### EXERCISE TEXT
• • •

For Tom Sosnoss, president of thinkorswim.com, 80% of those transactions are options. It's the very complexity of options, which don't lend themselves to clear black-and-white solutions, that encourages participation in an investor community. Although it has a Web-based platform, most of thinkorswim's functionality is in its software and 95% of its customers use the software, which is free.
Not Another Facebook

Through a sophisticated technology platform that includes live audio, enabling customers to go into separate rooms to discuss a particular strategy, thinkorswim, a unit of Investools (SWIM) that launched to its first customers in late 2000, emphasizes investor education, which it's confident generates more transactions.
"The thing that intrigues customers is they like to be challenged intellectually," Sosnoss says. "When they're challenged, options traders become a successful community."
But Sosnoss eschews the idea of "social networking," which makes him think of his teenage kids surfing Facebook. He believes the reason people are communicating on thinkorswim.com is to learn how to be more effective traders, not to gain a sense of community for its own sake. "We build trading networks. Really what it is, we build technology that drives domain knowledge. The way you do that is you provide a network for customers to interact with you, as well as with each other," he says.

• • •

### MATERIAL SHOWN

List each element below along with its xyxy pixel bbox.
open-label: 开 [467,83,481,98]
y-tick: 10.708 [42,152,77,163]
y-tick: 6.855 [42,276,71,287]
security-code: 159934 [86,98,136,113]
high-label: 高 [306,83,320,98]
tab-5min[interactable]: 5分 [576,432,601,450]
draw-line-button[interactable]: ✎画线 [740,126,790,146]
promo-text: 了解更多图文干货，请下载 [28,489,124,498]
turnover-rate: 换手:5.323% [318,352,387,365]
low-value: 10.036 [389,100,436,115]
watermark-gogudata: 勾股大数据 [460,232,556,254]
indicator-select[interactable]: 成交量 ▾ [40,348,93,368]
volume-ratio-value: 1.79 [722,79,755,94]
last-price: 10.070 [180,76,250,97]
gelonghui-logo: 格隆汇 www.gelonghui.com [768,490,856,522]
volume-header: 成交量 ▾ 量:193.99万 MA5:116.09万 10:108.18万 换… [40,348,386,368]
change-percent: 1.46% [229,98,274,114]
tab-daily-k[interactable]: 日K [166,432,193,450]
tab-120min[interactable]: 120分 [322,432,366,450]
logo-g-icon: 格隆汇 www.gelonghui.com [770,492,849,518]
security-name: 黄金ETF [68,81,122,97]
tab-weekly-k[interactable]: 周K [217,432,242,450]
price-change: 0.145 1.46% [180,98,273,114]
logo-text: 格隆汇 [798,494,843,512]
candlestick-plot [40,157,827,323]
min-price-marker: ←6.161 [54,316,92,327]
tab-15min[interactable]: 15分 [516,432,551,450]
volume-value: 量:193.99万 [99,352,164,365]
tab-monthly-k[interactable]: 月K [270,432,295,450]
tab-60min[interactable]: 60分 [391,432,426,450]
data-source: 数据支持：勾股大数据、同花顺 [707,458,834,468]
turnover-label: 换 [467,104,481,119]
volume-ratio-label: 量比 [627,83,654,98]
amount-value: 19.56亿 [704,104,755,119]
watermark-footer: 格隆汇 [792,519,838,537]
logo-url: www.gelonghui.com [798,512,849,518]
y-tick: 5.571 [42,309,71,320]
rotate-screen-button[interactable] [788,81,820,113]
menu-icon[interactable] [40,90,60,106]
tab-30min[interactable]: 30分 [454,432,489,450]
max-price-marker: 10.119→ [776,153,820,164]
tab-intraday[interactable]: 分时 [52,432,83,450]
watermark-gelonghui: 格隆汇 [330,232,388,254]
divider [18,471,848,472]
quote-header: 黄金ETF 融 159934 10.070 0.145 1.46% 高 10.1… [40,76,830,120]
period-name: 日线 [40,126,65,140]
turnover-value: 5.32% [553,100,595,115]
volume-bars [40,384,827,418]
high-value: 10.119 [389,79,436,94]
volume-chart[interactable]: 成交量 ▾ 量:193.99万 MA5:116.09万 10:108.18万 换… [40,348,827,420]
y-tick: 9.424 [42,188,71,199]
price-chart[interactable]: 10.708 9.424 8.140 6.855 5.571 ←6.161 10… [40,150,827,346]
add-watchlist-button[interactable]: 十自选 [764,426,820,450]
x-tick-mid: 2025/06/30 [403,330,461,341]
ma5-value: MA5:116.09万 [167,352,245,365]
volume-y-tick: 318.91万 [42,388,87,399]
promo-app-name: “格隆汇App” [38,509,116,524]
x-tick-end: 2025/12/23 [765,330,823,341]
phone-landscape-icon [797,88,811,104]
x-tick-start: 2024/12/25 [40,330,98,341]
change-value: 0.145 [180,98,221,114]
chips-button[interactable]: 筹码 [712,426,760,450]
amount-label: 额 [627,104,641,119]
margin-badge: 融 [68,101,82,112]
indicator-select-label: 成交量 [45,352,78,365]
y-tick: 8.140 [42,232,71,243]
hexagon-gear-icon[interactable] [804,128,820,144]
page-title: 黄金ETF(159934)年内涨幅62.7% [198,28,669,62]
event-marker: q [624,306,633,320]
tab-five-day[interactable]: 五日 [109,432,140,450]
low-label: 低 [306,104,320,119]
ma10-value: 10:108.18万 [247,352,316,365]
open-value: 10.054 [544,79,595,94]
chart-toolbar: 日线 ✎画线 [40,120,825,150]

• • •

### THINGS TO DO
1. According to the thinkorswim passage, what percentage of thinkorswim's customers use its software?
2. Continue the thinkorswim passage from where it stops.
The records have nothing to do with this.

### OUTPUTS BY TASK
1. 95%

2.
Listening to the Feedback

But O'Malley at Battery Ventures Partners argues it's hard to start with technology and assume that people will adopt it. "You have to start with well-understood social practices. Then you try to take technology to facilitate those practices and adjust the technology as you roll it out, as you see how people are using the technology," he says. TradeKing has been refining the technology on its Web site since it launched. Many of the new features it will add in mid-September, such as the ability to turn on the certified trades function without revealing the amounts bought or sold, are based on customer feedback on the blogs.
Until now, TradeKing user Jim Collins hasn't used the certified trades feature. "The actual dollar amount is something I'm not comfortable showing, but if they get that functionality [to hide the amounts] up and running, I'm ready to go," he says.
Future innovations that Zecco and TradeKing are working on will allow investors to form groups centered around common stock interests or trading strategies. And farther down the road, TradeKing plans to roll out a tool that allows users to search returns on investment and see which customers have been most successful over time.
One sign of the refuge some nervous investors are taking in online investor communities is the jump in volume of option trading at TradeKing on especially bumpy market days, says Montanaro. "They get some comfort and validation. People enjoy seeing both sides of experiences when markets are especially turbulent," he said. But Montanaro makes it clear that any technological innovations that TradeKing adds will be to drive higher usage and therefore greater profitability.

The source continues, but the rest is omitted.